_TASK STATEMENT_: Repeat the data word for word. Do not include the pictures.

* Begin EXTRACTED RECORDS *

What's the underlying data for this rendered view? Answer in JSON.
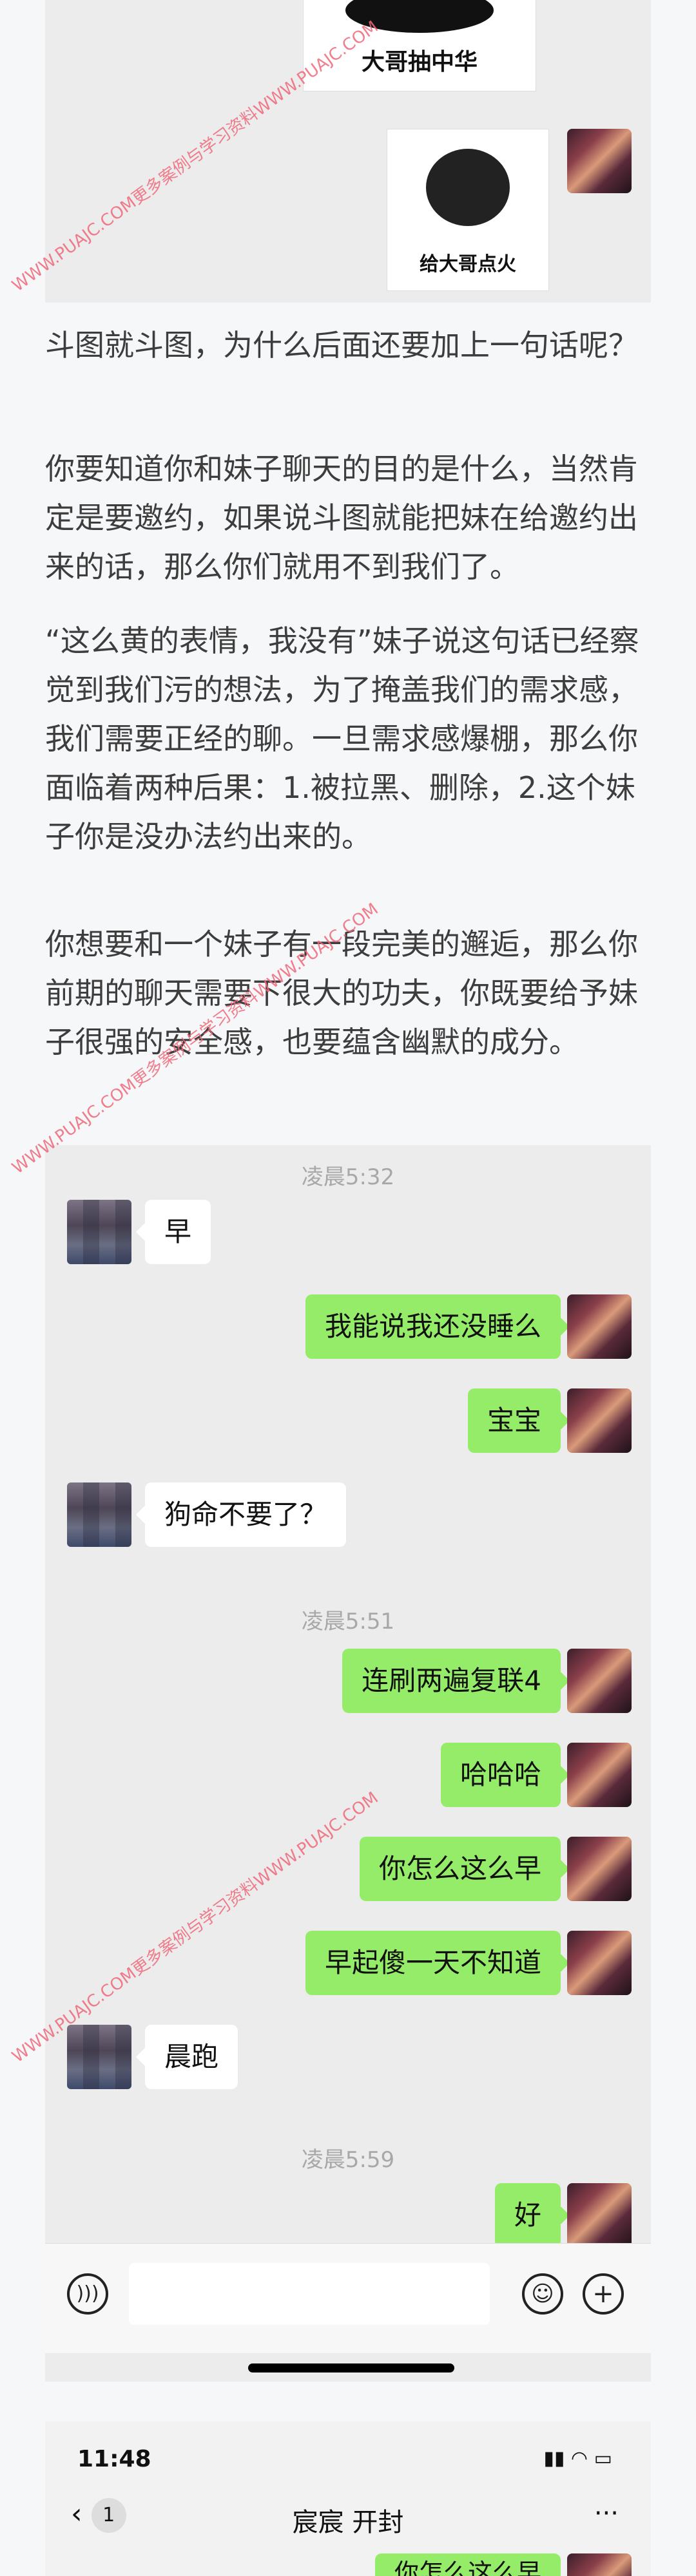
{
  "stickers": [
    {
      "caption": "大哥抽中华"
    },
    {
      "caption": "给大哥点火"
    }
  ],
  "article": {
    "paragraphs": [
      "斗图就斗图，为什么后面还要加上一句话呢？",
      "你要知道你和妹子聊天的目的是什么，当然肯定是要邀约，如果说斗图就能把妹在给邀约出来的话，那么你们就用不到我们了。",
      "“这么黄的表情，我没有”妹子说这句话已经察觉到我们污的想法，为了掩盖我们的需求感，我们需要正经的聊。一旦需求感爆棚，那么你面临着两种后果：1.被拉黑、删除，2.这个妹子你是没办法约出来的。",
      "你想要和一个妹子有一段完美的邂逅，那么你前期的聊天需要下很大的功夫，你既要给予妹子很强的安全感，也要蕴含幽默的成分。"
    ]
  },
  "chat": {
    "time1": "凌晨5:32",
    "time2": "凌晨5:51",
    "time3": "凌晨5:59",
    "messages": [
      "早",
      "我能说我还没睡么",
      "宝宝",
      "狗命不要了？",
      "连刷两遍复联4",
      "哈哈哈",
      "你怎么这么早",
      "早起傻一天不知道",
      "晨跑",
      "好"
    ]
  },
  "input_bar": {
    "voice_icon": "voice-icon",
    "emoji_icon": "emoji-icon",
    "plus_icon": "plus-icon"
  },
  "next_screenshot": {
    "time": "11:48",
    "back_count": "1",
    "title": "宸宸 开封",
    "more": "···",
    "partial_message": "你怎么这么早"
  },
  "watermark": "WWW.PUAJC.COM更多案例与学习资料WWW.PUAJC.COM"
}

* End EXTRACTED RECORDS *

_ANSWER TO THE TASK_:
What's the underlying data for this rendered view? Answer in JSON.
{
  "stickers": [
    {
      "caption": "大哥抽中华"
    },
    {
      "caption": "给大哥点火"
    }
  ],
  "article": {
    "paragraphs": [
      "斗图就斗图，为什么后面还要加上一句话呢？",
      "你要知道你和妹子聊天的目的是什么，当然肯定是要邀约，如果说斗图就能把妹在给邀约出来的话，那么你们就用不到我们了。",
      "“这么黄的表情，我没有”妹子说这句话已经察觉到我们污的想法，为了掩盖我们的需求感，我们需要正经的聊。一旦需求感爆棚，那么你面临着两种后果：1.被拉黑、删除，2.这个妹子你是没办法约出来的。",
      "你想要和一个妹子有一段完美的邂逅，那么你前期的聊天需要下很大的功夫，你既要给予妹子很强的安全感，也要蕴含幽默的成分。"
    ]
  },
  "chat": {
    "time1": "凌晨5:32",
    "time2": "凌晨5:51",
    "time3": "凌晨5:59",
    "messages": [
      "早",
      "我能说我还没睡么",
      "宝宝",
      "狗命不要了？",
      "连刷两遍复联4",
      "哈哈哈",
      "你怎么这么早",
      "早起傻一天不知道",
      "晨跑",
      "好"
    ]
  },
  "input_bar": {
    "voice_icon": "voice-icon",
    "emoji_icon": "emoji-icon",
    "plus_icon": "plus-icon"
  },
  "next_screenshot": {
    "time": "11:48",
    "back_count": "1",
    "title": "宸宸 开封",
    "more": "···",
    "partial_message": "你怎么这么早"
  },
  "watermark": "WWW.PUAJC.COM更多案例与学习资料WWW.PUAJC.COM"
}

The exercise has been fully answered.